── DOCUMENT ──

Wednesday, June 18, 2008

This is a joke..... right??

A pretty scary video. I am not sure how many churches think like this, but I hope not many. It could be a reaction to this kind of "corporate church" attitude that is in part driving the Emergent, Missional, and New Monastic movements.


HT Out of UR

6 comments:

Thomas Rasmussen said...

I can understand what he is saying, I’ve seen church splits, at the Salt Lake ICoC, and Southeast CC, where in one the pastor took a large number of the congregation with him, and another gave an ultimatum to try and force most of the congregation’s hand (which went in their disfavor). At Faith Community (just before I moved over to SECC) one member of the congregation literally demanded to be made an associate pastor if the lead pastor wanted him to keep coming (the pastor wisely waved him goodbye). What he’s talking about is one of the reasons why I’ve never started a house church out hear in Eagle Mountain; there’s already Faith Community (Independent Fundamentalist plant), Coram Deo (an Assemblies of God planting), an SBC planting, a Bible Group of an Evangelical Free church, Light House Baptist (an even more extreme fundamentalist planting), and just this weekend Living Word Baptist Church opened its doors and put a flyer on my door (I don’t know who they are associated with). All of these churches are basically competing for the dozen or so Christian families out here. I’m currently attending Coram Deo, which has had the past few weeks another couple visiting, formerly of Faith Community, and they’ve decided to join to.

But, still, I have to agree with you. He compares church to corporations, that they have similar ills. I honestly don’t see much wrong with the diversification and fluidity of church, and I think church leaders need to adapt to these conditions rather than rail against it, trying to protect their jobs and the church’s finances. However, there are problems that go along with that diversification and fluidity, people go to whatever church tells them what they want to hear, rather than what they need to hear, that I think was the case in both of the church splits I mentioned above.

Thomas Rasmussen said...

And this post I made just to click on the box so that it will email follow-up comments to me.

Andrew said...

I think any time a church gets into having a paid staff, this is the kind of thing you invariably have to deal with. I liken it to one of Paul's comments that if you are married, your interests will be divided. If you wed your Christian community to a need to raise funds you will be divided. Not to say that it is bad, but you will definitely have to be conscious of how you address these things. I think the Pastor in the video has addressed this terribly.

───

**TASK PROMPT:**
Quote the church blog post word for word, between "Andrew said..." and "addressed this terribly.", inclusive.

── DATASET RECORDS ──

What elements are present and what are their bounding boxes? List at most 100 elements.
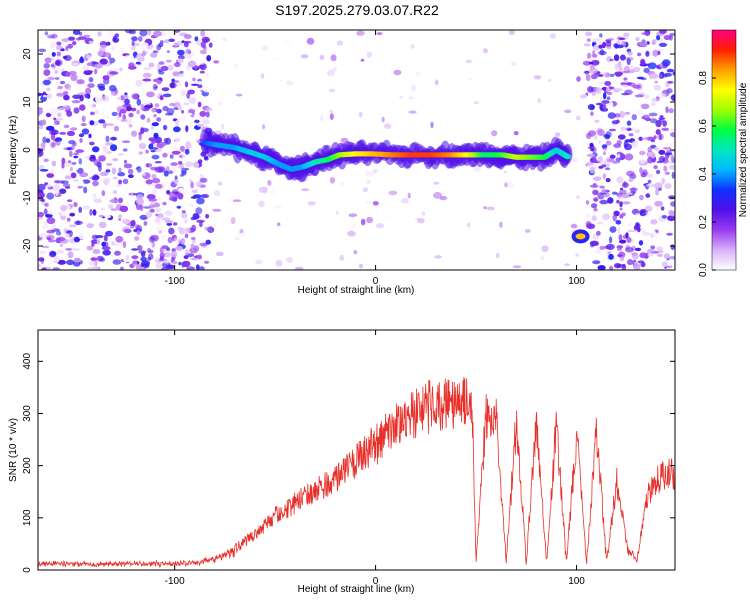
noise-blob: [98, 156, 106, 162]
noise-blob: [606, 158, 615, 162]
noise-blob: [140, 114, 146, 120]
noise-blob: [156, 197, 162, 201]
noise-blob: [656, 34, 661, 41]
noise-blob: [283, 37, 292, 45]
noise-blob: [213, 189, 221, 197]
noise-blob: [123, 103, 132, 107]
noise-blob: [320, 115, 324, 122]
noise-blob: [639, 41, 648, 47]
noise-blob: [73, 201, 78, 208]
noise-blob: [473, 101, 480, 105]
spectrogram-xtick-label: 100: [568, 276, 585, 287]
noise-blob: [614, 63, 619, 71]
noise-blob: [615, 44, 624, 49]
noise-blob: [199, 49, 207, 55]
noise-blob: [152, 83, 158, 91]
noise-blob: [186, 92, 191, 99]
noise-blob: [364, 170, 374, 177]
noise-blob: [235, 93, 243, 97]
noise-blob: [178, 261, 182, 266]
noise-blob: [537, 98, 542, 104]
noise-blob: [51, 52, 56, 57]
noise-blob: [670, 117, 675, 121]
noise-blob: [658, 117, 666, 120]
noise-blob: [141, 42, 149, 48]
noise-blob: [46, 173, 55, 178]
noise-blob: [607, 197, 614, 204]
noise-blob: [601, 100, 610, 104]
noise-blob: [340, 182, 345, 186]
noise-blob: [663, 34, 672, 41]
noise-blob: [131, 255, 139, 260]
noise-blob: [661, 215, 667, 219]
noise-blob: [570, 223, 578, 229]
noise-blob: [655, 188, 660, 196]
noise-blob: [604, 238, 608, 244]
noise-blob: [656, 169, 661, 175]
noise-blob: [233, 63, 239, 68]
noise-blob: [137, 245, 143, 251]
noise-blob: [140, 103, 145, 111]
noise-blob: [672, 71, 675, 76]
noise-blob: [163, 259, 170, 264]
noise-blob: [626, 82, 632, 86]
noise-blob: [575, 253, 579, 257]
noise-blob: [608, 86, 615, 90]
noise-blob: [599, 33, 603, 38]
noise-blob: [541, 245, 549, 252]
noise-blob: [70, 62, 80, 67]
noise-blob: [599, 199, 609, 205]
noise-blob: [89, 120, 95, 126]
noise-blob: [56, 92, 65, 97]
noise-blob: [151, 147, 159, 150]
noise-blob: [660, 206, 665, 211]
noise-blob: [197, 101, 202, 108]
noise-blob: [155, 213, 159, 217]
noise-blob: [655, 120, 662, 128]
noise-blob: [650, 139, 656, 143]
noise-blob: [359, 263, 363, 269]
noise-blob: [123, 163, 133, 169]
noise-blob: [154, 183, 163, 189]
noise-blob: [140, 127, 145, 135]
noise-blob: [483, 48, 488, 54]
noise-blob: [363, 264, 367, 267]
noise-blob: [589, 184, 599, 188]
noise-blob: [174, 179, 178, 185]
noise-blob: [190, 83, 199, 87]
noise-blob: [187, 112, 192, 116]
noise-blob: [225, 84, 231, 91]
noise-blob: [117, 96, 122, 100]
noise-blob: [173, 30, 181, 33]
noise-blob: [564, 263, 570, 266]
noise-blob: [177, 58, 184, 64]
noise-blob: [517, 71, 526, 77]
noise-blob: [252, 71, 260, 79]
noise-blob: [46, 217, 56, 225]
noise-blob: [123, 228, 131, 233]
noise-blob: [39, 169, 49, 172]
noise-blob: [122, 148, 128, 152]
noise-blob: [608, 128, 617, 132]
noise-blob: [192, 161, 200, 169]
noise-blob: [93, 198, 103, 204]
noise-blob: [433, 181, 440, 185]
noise-blob: [351, 223, 357, 228]
noise-blob: [648, 183, 652, 186]
noise-blob: [56, 51, 62, 57]
noise-blob: [46, 93, 52, 99]
noise-blob: [669, 164, 675, 170]
noise-blob: [80, 123, 87, 127]
noise-blob: [171, 150, 181, 155]
noise-blob: [622, 182, 629, 189]
noise-blob: [612, 160, 619, 164]
noise-blob: [300, 54, 309, 59]
noise-blob: [145, 211, 153, 218]
noise-blob: [169, 154, 174, 159]
noise-blob: [139, 214, 148, 220]
noise-blob: [199, 242, 208, 247]
noise-blob: [605, 178, 611, 183]
noise-blob: [587, 104, 595, 111]
noise-blob: [616, 199, 620, 204]
noise-blob: [366, 179, 372, 185]
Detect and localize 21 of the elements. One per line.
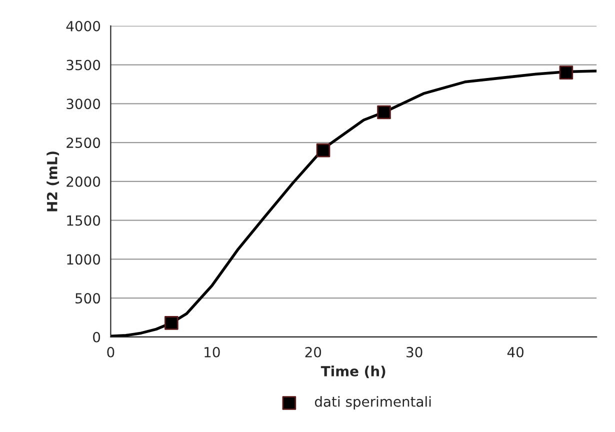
point: [559, 66, 574, 80]
y-tick-label: 3000: [66, 98, 100, 110]
point: [164, 316, 178, 330]
x-tick-label: 0: [107, 346, 114, 358]
x-tick-label: 20: [305, 346, 322, 358]
y-tick-label: 1000: [67, 254, 100, 265]
x-tick-label: 40: [507, 346, 524, 358]
y-axis-title: H2 (mL): [46, 152, 60, 212]
y-tick-label: 1500: [67, 215, 100, 226]
y-tick-label: 500: [76, 293, 100, 304]
point: [316, 143, 330, 158]
x-axis-title: Time (h): [320, 366, 386, 378]
x-tick-label: 30: [406, 346, 422, 358]
y-tick-label: 2500: [66, 138, 100, 148]
point: [377, 105, 391, 120]
y-tick-label: 4000: [66, 20, 100, 32]
legend-label: dati sperimentali: [314, 396, 431, 410]
y-tick-label: 0: [93, 332, 100, 342]
y-tick-label: 3500: [66, 60, 100, 70]
x-tick-label: 10: [204, 346, 220, 358]
y-tick-label: 2000: [66, 176, 100, 187]
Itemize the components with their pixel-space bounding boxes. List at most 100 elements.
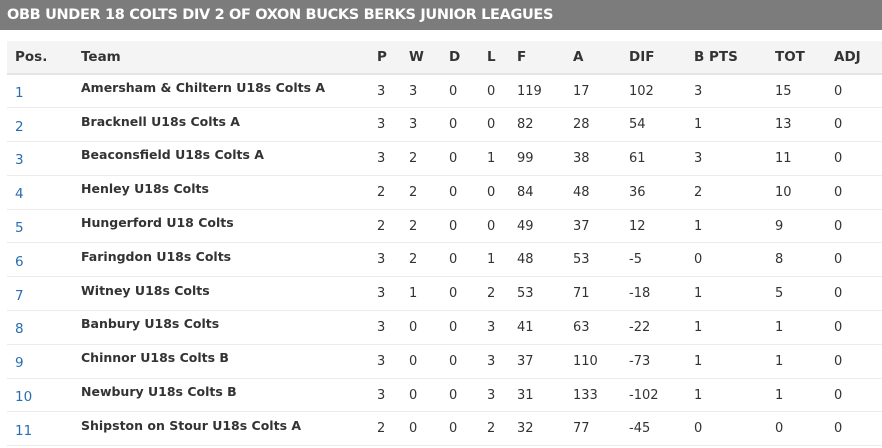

───

**COMPLETED TASK:**
Andrew said...

I think any time a church gets into having a paid staff, this is the kind of thing you invariably have to deal with. I liken it to one of Paul's comments that if you are married, your interests will be divided. If you wed your Christian community to a need to raise funds you will be divided. Not to say that it is bad, but you will definitely have to be conscious of how you address these things. I think the Pastor in the video has addressed this terribly.